## GIVEN RECORDS
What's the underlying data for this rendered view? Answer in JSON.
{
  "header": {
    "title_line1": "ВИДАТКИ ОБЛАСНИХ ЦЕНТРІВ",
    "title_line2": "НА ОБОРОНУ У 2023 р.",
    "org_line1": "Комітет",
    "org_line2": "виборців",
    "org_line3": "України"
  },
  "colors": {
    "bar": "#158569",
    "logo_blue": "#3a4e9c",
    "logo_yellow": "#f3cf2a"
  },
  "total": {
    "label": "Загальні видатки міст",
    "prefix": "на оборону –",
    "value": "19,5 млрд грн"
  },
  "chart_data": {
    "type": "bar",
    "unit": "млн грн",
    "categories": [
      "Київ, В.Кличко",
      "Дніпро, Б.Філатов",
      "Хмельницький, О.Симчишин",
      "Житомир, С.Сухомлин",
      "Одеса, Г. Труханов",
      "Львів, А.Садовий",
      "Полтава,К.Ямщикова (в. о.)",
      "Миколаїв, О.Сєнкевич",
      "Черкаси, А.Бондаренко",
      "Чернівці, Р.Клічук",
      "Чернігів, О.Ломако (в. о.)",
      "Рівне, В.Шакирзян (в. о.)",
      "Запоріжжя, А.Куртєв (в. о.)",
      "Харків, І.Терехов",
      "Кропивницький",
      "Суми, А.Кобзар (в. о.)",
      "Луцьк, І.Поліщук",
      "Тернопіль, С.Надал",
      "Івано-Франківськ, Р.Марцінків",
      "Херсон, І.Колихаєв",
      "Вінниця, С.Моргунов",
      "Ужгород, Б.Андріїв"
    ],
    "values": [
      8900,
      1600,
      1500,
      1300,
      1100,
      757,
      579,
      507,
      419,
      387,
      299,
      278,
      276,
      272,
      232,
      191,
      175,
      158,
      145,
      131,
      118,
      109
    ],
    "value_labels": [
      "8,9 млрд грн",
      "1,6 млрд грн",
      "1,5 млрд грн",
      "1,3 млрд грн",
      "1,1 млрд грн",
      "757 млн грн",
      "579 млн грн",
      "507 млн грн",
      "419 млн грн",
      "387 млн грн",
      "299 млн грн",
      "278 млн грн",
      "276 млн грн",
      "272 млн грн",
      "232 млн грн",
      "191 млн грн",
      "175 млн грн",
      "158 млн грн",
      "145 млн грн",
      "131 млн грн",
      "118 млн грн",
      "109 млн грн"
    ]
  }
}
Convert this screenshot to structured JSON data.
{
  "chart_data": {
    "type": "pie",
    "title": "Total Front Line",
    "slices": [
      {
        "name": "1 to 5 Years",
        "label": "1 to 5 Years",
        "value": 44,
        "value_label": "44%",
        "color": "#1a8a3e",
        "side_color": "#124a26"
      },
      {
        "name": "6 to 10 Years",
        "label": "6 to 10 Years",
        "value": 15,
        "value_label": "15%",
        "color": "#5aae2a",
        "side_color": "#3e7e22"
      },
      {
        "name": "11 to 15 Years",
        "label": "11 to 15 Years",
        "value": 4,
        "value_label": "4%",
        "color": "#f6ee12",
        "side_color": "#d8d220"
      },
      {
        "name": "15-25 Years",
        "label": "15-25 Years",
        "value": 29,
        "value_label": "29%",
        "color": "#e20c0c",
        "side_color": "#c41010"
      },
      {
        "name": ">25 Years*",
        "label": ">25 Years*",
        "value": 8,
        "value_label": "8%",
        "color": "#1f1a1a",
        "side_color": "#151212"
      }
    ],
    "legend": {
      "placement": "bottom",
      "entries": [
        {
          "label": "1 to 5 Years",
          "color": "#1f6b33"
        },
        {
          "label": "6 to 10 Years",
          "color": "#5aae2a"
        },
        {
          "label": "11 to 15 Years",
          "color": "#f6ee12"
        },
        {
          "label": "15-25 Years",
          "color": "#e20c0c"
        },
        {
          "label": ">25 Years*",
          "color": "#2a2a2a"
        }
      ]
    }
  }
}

## WHAT THE EXERCISE ASKS
Quote the whole listing above, leaving nothing out.

## EXERCISE OUTPUT
What's the underlying data for this rendered view? Answer in JSON.
{
  "header": {
    "title_line1": "ВИДАТКИ ОБЛАСНИХ ЦЕНТРІВ",
    "title_line2": "НА ОБОРОНУ У 2023 р.",
    "org_line1": "Комітет",
    "org_line2": "виборців",
    "org_line3": "України"
  },
  "colors": {
    "bar": "#158569",
    "logo_blue": "#3a4e9c",
    "logo_yellow": "#f3cf2a"
  },
  "total": {
    "label": "Загальні видатки міст",
    "prefix": "на оборону –",
    "value": "19,5 млрд грн"
  },
  "chart_data": {
    "type": "bar",
    "unit": "млн грн",
    "categories": [
      "Київ, В.Кличко",
      "Дніпро, Б.Філатов",
      "Хмельницький, О.Симчишин",
      "Житомир, С.Сухомлин",
      "Одеса, Г. Труханов",
      "Львів, А.Садовий",
      "Полтава,К.Ямщикова (в. о.)",
      "Миколаїв, О.Сєнкевич",
      "Черкаси, А.Бондаренко",
      "Чернівці, Р.Клічук",
      "Чернігів, О.Ломако (в. о.)",
      "Рівне, В.Шакирзян (в. о.)",
      "Запоріжжя, А.Куртєв (в. о.)",
      "Харків, І.Терехов",
      "Кропивницький",
      "Суми, А.Кобзар (в. о.)",
      "Луцьк, І.Поліщук",
      "Тернопіль, С.Надал",
      "Івано-Франківськ, Р.Марцінків",
      "Херсон, І.Колихаєв",
      "Вінниця, С.Моргунов",
      "Ужгород, Б.Андріїв"
    ],
    "values": [
      8900,
      1600,
      1500,
      1300,
      1100,
      757,
      579,
      507,
      419,
      387,
      299,
      278,
      276,
      272,
      232,
      191,
      175,
      158,
      145,
      131,
      118,
      109
    ],
    "value_labels": [
      "8,9 млрд грн",
      "1,6 млрд грн",
      "1,5 млрд грн",
      "1,3 млрд грн",
      "1,1 млрд грн",
      "757 млн грн",
      "579 млн грн",
      "507 млн грн",
      "419 млн грн",
      "387 млн грн",
      "299 млн грн",
      "278 млн грн",
      "276 млн грн",
      "272 млн грн",
      "232 млн грн",
      "191 млн грн",
      "175 млн грн",
      "158 млн грн",
      "145 млн грн",
      "131 млн грн",
      "118 млн грн",
      "109 млн грн"
    ]
  }
}
Convert this screenshot to structured JSON data.
{
  "chart_data": {
    "type": "pie",
    "title": "Total Front Line",
    "slices": [
      {
        "name": "1 to 5 Years",
        "label": "1 to 5 Years",
        "value": 44,
        "value_label": "44%",
        "color": "#1a8a3e",
        "side_color": "#124a26"
      },
      {
        "name": "6 to 10 Years",
        "label": "6 to 10 Years",
        "value": 15,
        "value_label": "15%",
        "color": "#5aae2a",
        "side_color": "#3e7e22"
      },
      {
        "name": "11 to 15 Years",
        "label": "11 to 15 Years",
        "value": 4,
        "value_label": "4%",
        "color": "#f6ee12",
        "side_color": "#d8d220"
      },
      {
        "name": "15-25 Years",
        "label": "15-25 Years",
        "value": 29,
        "value_label": "29%",
        "color": "#e20c0c",
        "side_color": "#c41010"
      },
      {
        "name": ">25 Years*",
        "label": ">25 Years*",
        "value": 8,
        "value_label": "8%",
        "color": "#1f1a1a",
        "side_color": "#151212"
      }
    ],
    "legend": {
      "placement": "bottom",
      "entries": [
        {
          "label": "1 to 5 Years",
          "color": "#1f6b33"
        },
        {
          "label": "6 to 10 Years",
          "color": "#5aae2a"
        },
        {
          "label": "11 to 15 Years",
          "color": "#f6ee12"
        },
        {
          "label": "15-25 Years",
          "color": "#e20c0c"
        },
        {
          "label": ">25 Years*",
          "color": "#2a2a2a"
        }
      ]
    }
  }
}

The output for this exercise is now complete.